R/hmm_ornstein_uhlenbeck.R

Defines functions hmm_ornstein_uhlenbeck

Documented in hmm_ornstein_uhlenbeck

#' @rdname hmm_ornstein_uhlenbeck
#' @title Construct hidden Markov model obtained by discretizing Ornstein-Uhlenbeck process
#' @description  Define a hidden Markov model obtained by discretizing Ornstein-Uhlenbeck process.
#' @param times observation times
#' @return a list with objects such as: 
#' \code{xdimension} is the dimension of the latent process; 
#' \code{ydimension} is the dimension of the observation process; 
#' \code{theta_dimension} is the dimension of the parameter space; 
#' \code{construct_discretization} outputs a list containing stepsize, nsteps, statelength and obstimes; 
#' \code{construct_successive_discretization} outputs lists containing stepsize, nsteps, statelength, obstimes for fine and coarse levels, 
#' and coarsetimes of length statelength_fine indexing time steps of coarse level;
#' \code{sigma} is the diffusion coefficient of the process; 
#' \code{rinit} to sample from the initial distribution; 
#' \code{rtransition} to sample from the Markov transition; 
#' \code{dtransition} to evaluate the transition density; 
#' \code{dmeasurement} to evaluate the measurement density; 
#' \code{functional} is the smoothing function to compute gradient of log-likelihood. 
#' @export
hmm_ornstein_uhlenbeck <- function(times){
  # model dimensions
  xdimension <- 1
  ydimension <- 1
  
  # parameters of the model
  theta_dimension <- 3
  
  # type of observation model
  is_discrete_observation <- TRUE
  
  # time intervals
  nobservations <- length(times) # nobservations at unit times
  
  # construct discretization
  construct_discretization <- function(level){
    stepsize <- 2^(-level)
    nsteps <- nobservations * 2^level
    all_stepsizes <- rep(stepsize, nsteps)
    statelength <- nsteps + 1
    obstimes <- rep(FALSE, statelength)

▶ The exercise: Can you pull out everything from "Documented in hmm_ornstein_uhlenbeck" down to "discretizing Ornstein-Uhlenbeck process." in the Ornstein-Uhlenbeck code above, copied word for word?

▶ Data block:
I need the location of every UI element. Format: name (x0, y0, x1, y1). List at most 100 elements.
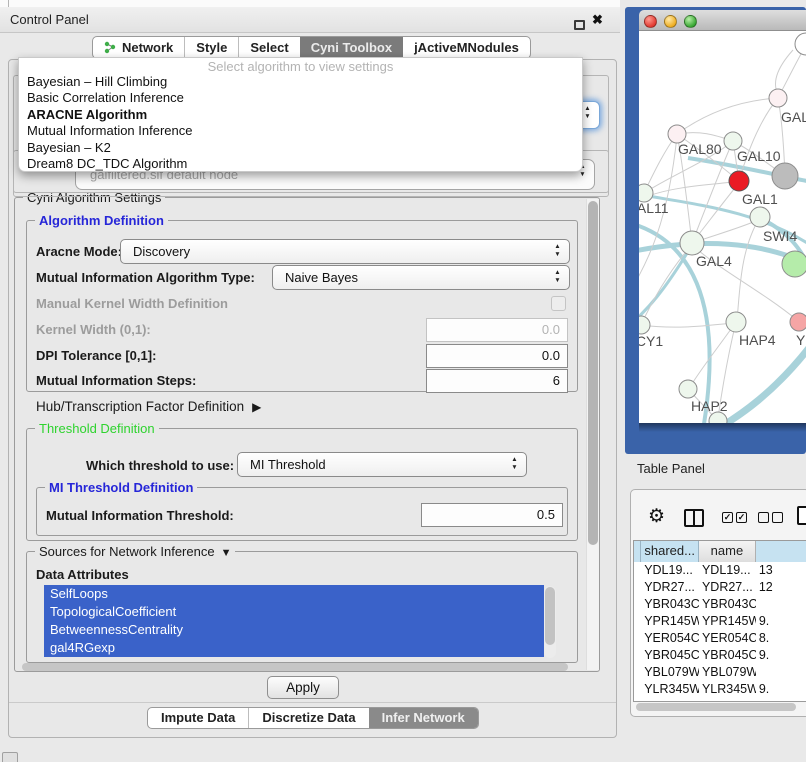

▶ Exercise response:
Documented in hmm_ornstein_uhlenbeck

#' @rdname hmm_ornstein_uhlenbeck
#' @title Construct hidden Markov model obtained by discretizing Ornstein-Uhlenbeck process
#' @description  Define a hidden Markov model obtained by discretizing Ornstein-Uhlenbeck process.